Exercise prompt
Using the material below, copy every line where "selected" appears.

Records for this task
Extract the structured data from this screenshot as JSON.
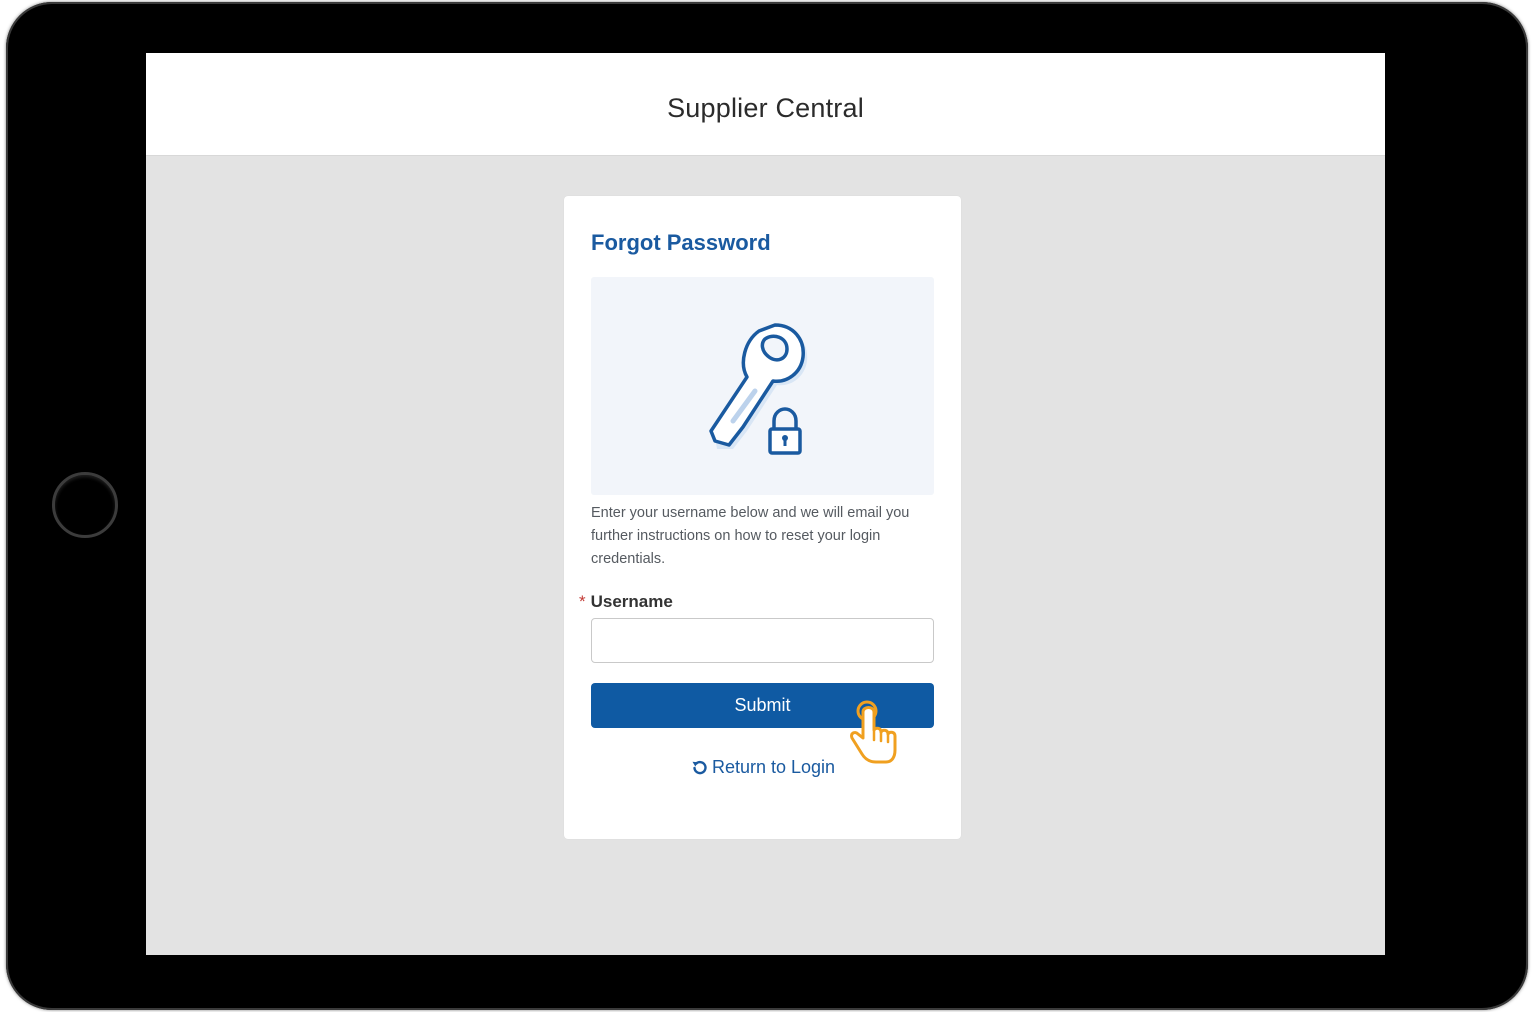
{
  "header": {
    "title": "Supplier Central"
  },
  "card": {
    "title": "Forgot Password",
    "description": "Enter your username below and we will email you further instructions on how to reset your login credentials.",
    "username_label": "Username",
    "required_marker": "*",
    "username_value": "",
    "submit_label": "Submit",
    "return_label": "Return to Login"
  },
  "icons": {
    "illustration": "key-lock-icon",
    "return": "undo-icon",
    "cursor": "hand-pointer-icon"
  },
  "colors": {
    "accent": "#1a5aa0",
    "button": "#0f5aa3",
    "required": "#c23934",
    "cursor": "#f0a020"
  }
}
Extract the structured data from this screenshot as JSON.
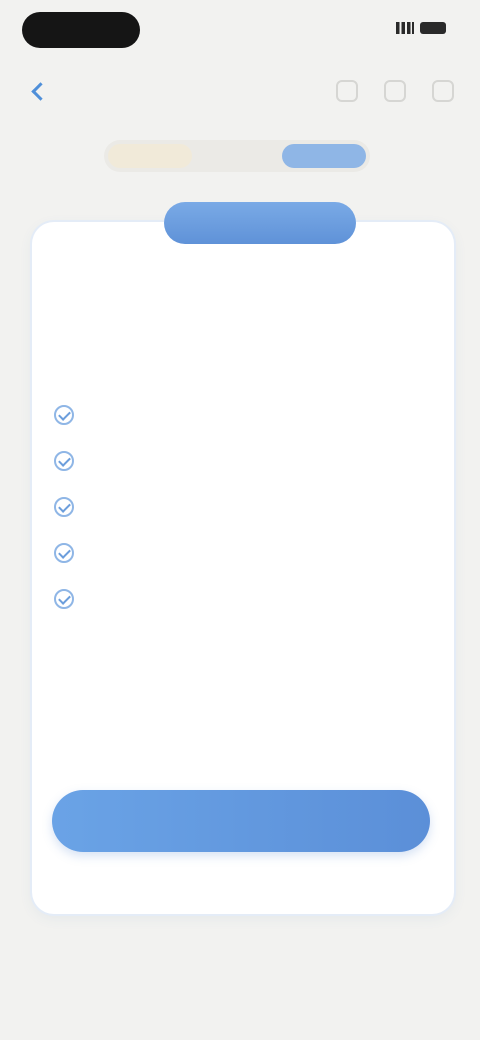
{
  "navigation": {
    "back_label": ""
  },
  "tabs": [
    {
      "label": ""
    },
    {
      "label": ""
    },
    {
      "label": "",
      "selected": true
    }
  ],
  "plan_card": {
    "badge": "",
    "title": "",
    "subtitle": "",
    "features_heading": "",
    "features": [
      {
        "text": ""
      },
      {
        "text": ""
      },
      {
        "text": ""
      },
      {
        "text": ""
      },
      {
        "text": ""
      }
    ],
    "note": "",
    "price": "",
    "price_period": "",
    "price_note": "",
    "cta_label": ""
  },
  "section": {
    "title": "",
    "subtitle": ""
  },
  "colors": {
    "accent": "#5b8fd8",
    "accent_light": "#8fb6e6",
    "tab_inactive_highlight": "#f1ead9",
    "background": "#f2f2f0"
  },
  "icons": {
    "back": "chevron-left-icon",
    "feature": "check-circle-icon"
  }
}
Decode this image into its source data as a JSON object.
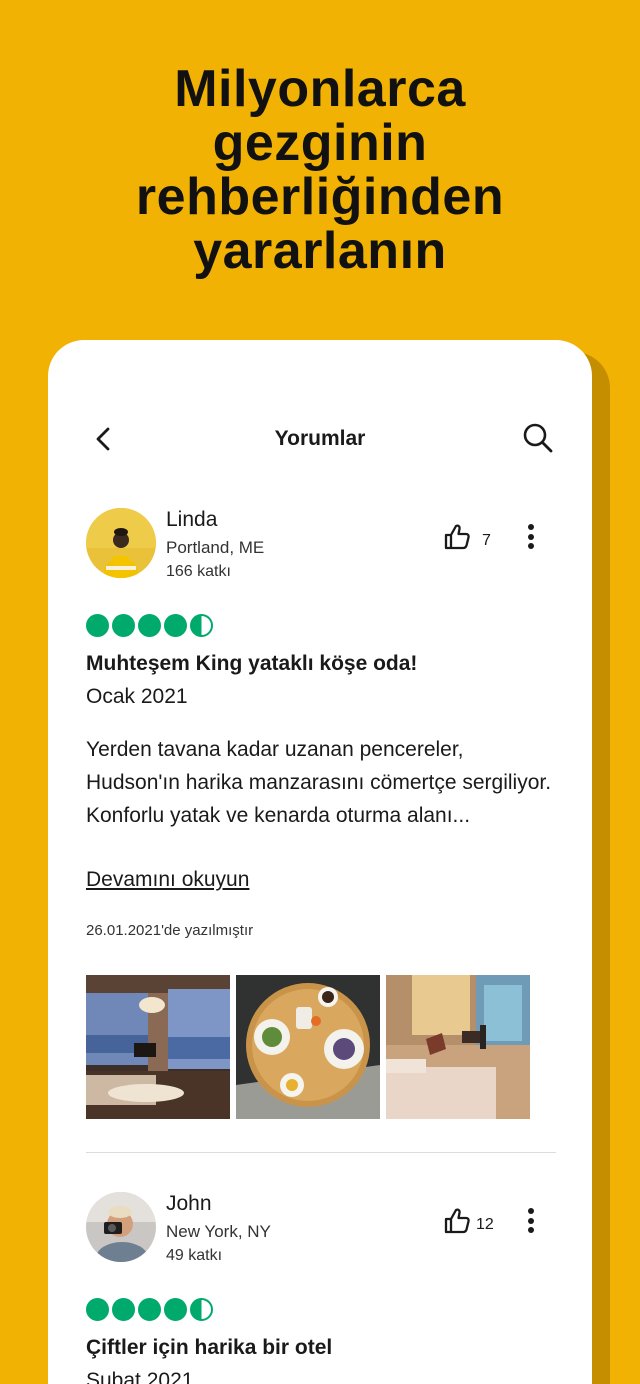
{
  "headline": [
    "Milyonlarca",
    "gezginin",
    "rehberliğinden",
    "yararlanın"
  ],
  "topbar": {
    "title": "Yorumlar",
    "back_icon": "chevron-left-icon",
    "search_icon": "search-icon"
  },
  "colors": {
    "background": "#F2B203",
    "bubble": "#00AA6C",
    "text": "#1a1a1a"
  },
  "reviews": [
    {
      "user": "Linda",
      "location": "Portland, ME",
      "contributions": "166 katkı",
      "likes": "7",
      "rating": 4.5,
      "title": "Muhteşem King yataklı köşe oda!",
      "date": "Ocak 2021",
      "body": "Yerden tavana kadar uzanan pencereler, Hudson'ın harika manzarasını cömertçe sergiliyor. Konforlu yatak ve kenarda oturma alanı...",
      "read_more": "Devamını okuyun",
      "written": "26.01.2021'de yazılmıştır",
      "photos": [
        "hotel-room-river-view-photo",
        "breakfast-table-photo",
        "hotel-room-bed-photo"
      ]
    },
    {
      "user": "John",
      "location": "New York, NY",
      "contributions": "49 katkı",
      "likes": "12",
      "rating": 4.5,
      "title": "Çiftler için harika bir otel",
      "date": "Şubat 2021"
    }
  ]
}
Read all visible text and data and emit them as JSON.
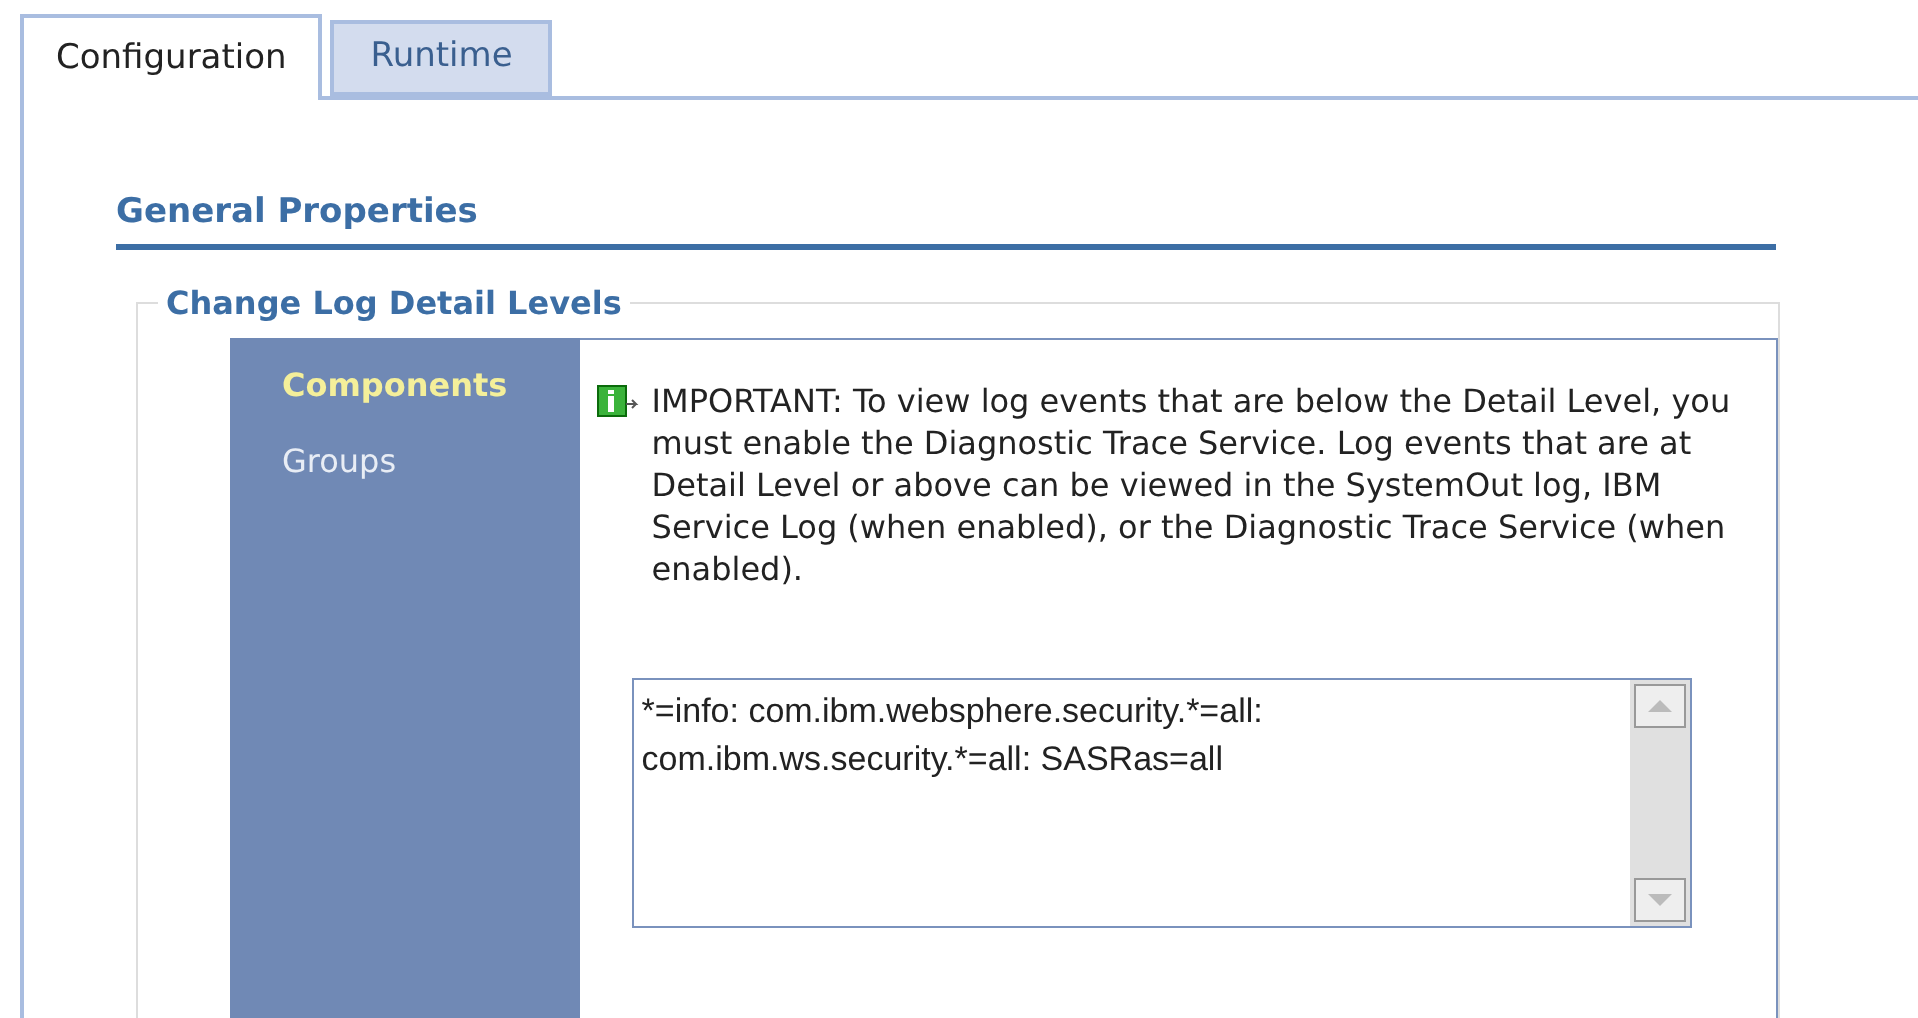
{
  "tabs": [
    {
      "label": "Configuration",
      "selected": true
    },
    {
      "label": "Runtime",
      "selected": false
    }
  ],
  "section_title": "General Properties",
  "fieldset": {
    "legend": "Change Log Detail Levels",
    "nav_items": [
      {
        "label": "Components",
        "selected": true
      },
      {
        "label": "Groups",
        "selected": false
      }
    ],
    "notice": "IMPORTANT: To view log events that are below the Detail Level, you must enable the Diagnostic Trace Service. Log events that are at Detail Level or above can be viewed in the SystemOut log, IBM Service Log (when enabled), or the Diagnostic Trace Service (when enabled).",
    "log_spec": {
      "value": "*=info: com.ibm.websphere.security.*=all: com.ibm.ws.security.*=all: SASRas=all"
    }
  }
}
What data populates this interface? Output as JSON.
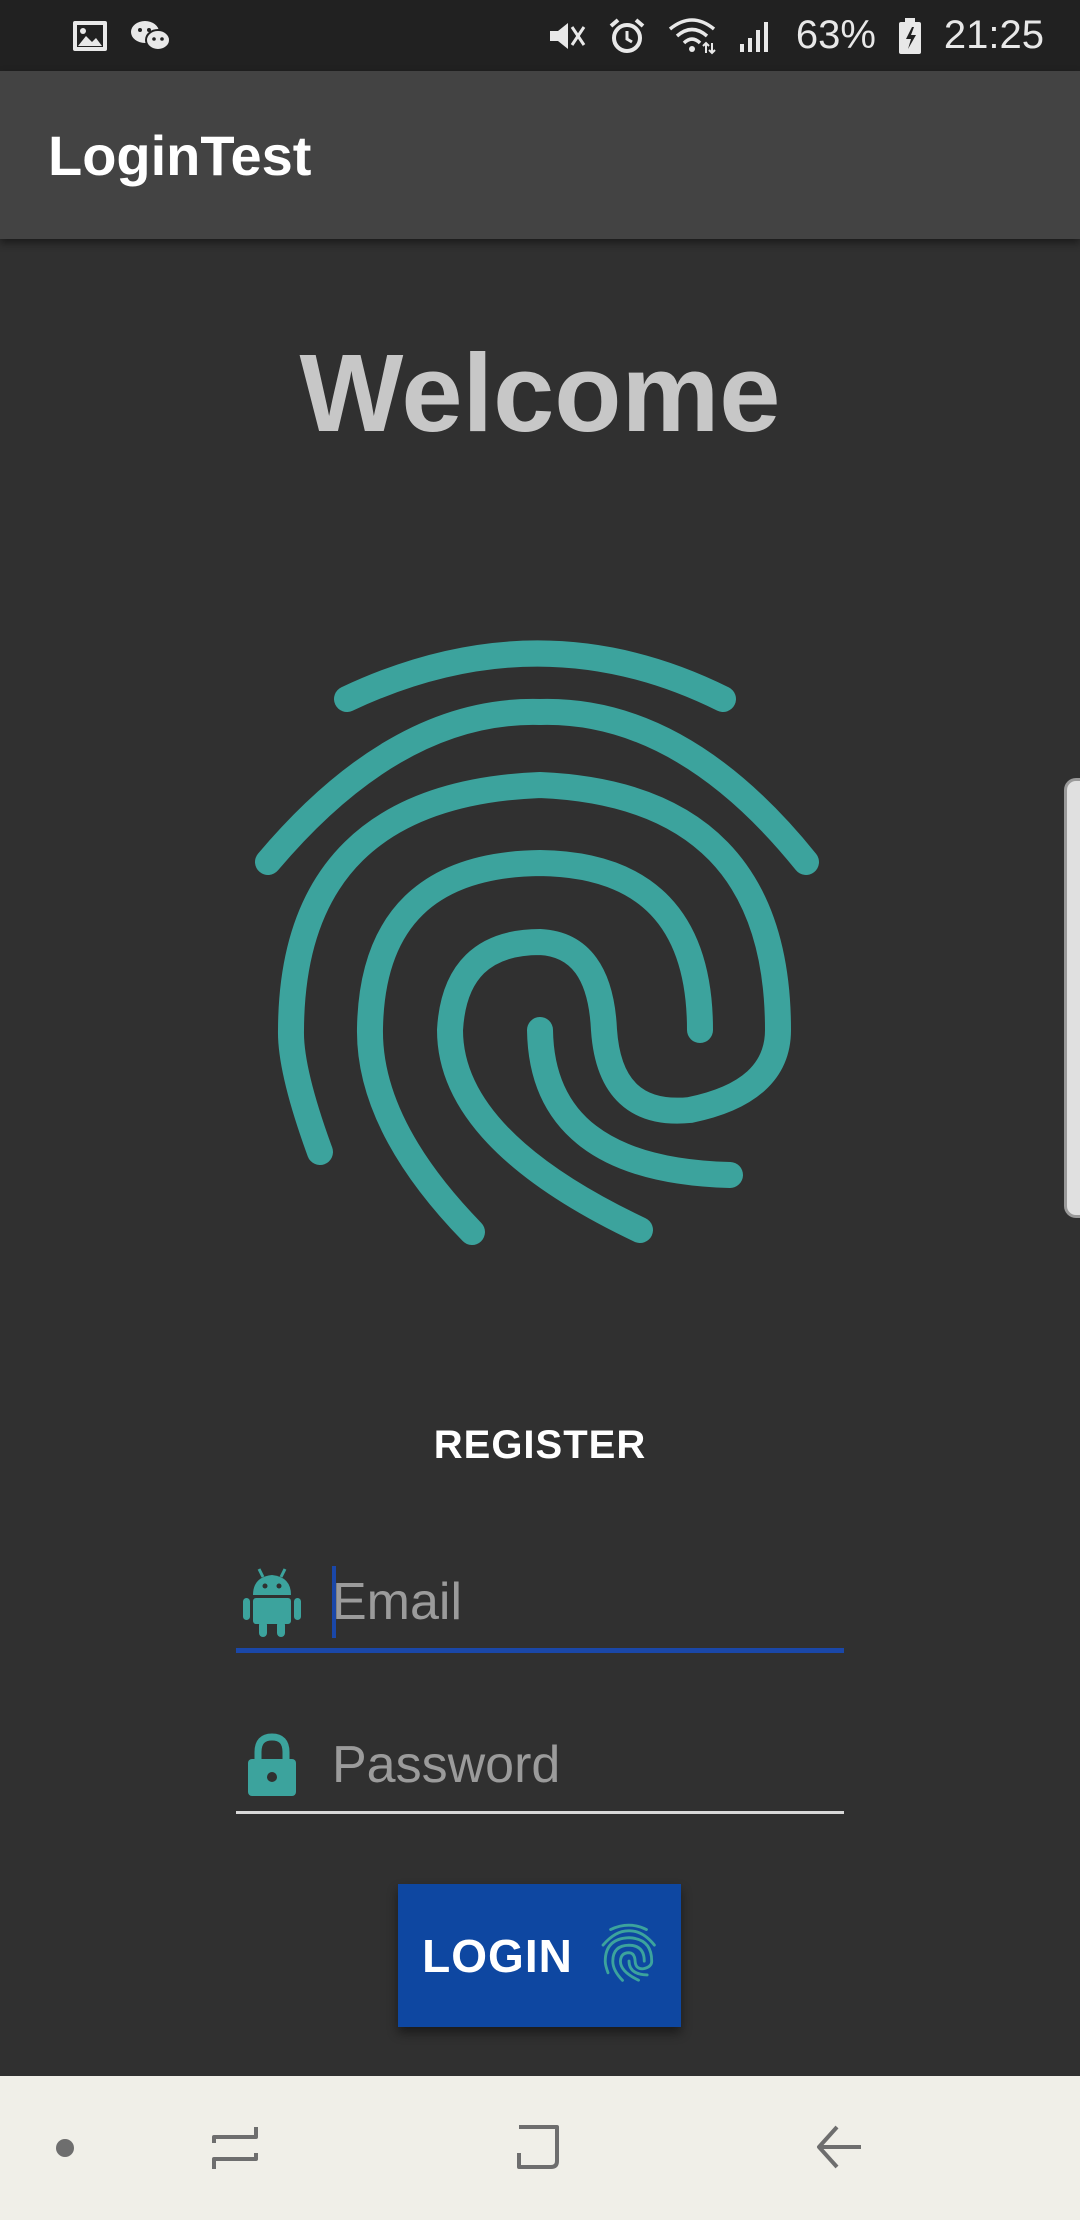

Task answer
      "selected": true
      "selected": true
      "selected": false
        "selected": true
        "selected": false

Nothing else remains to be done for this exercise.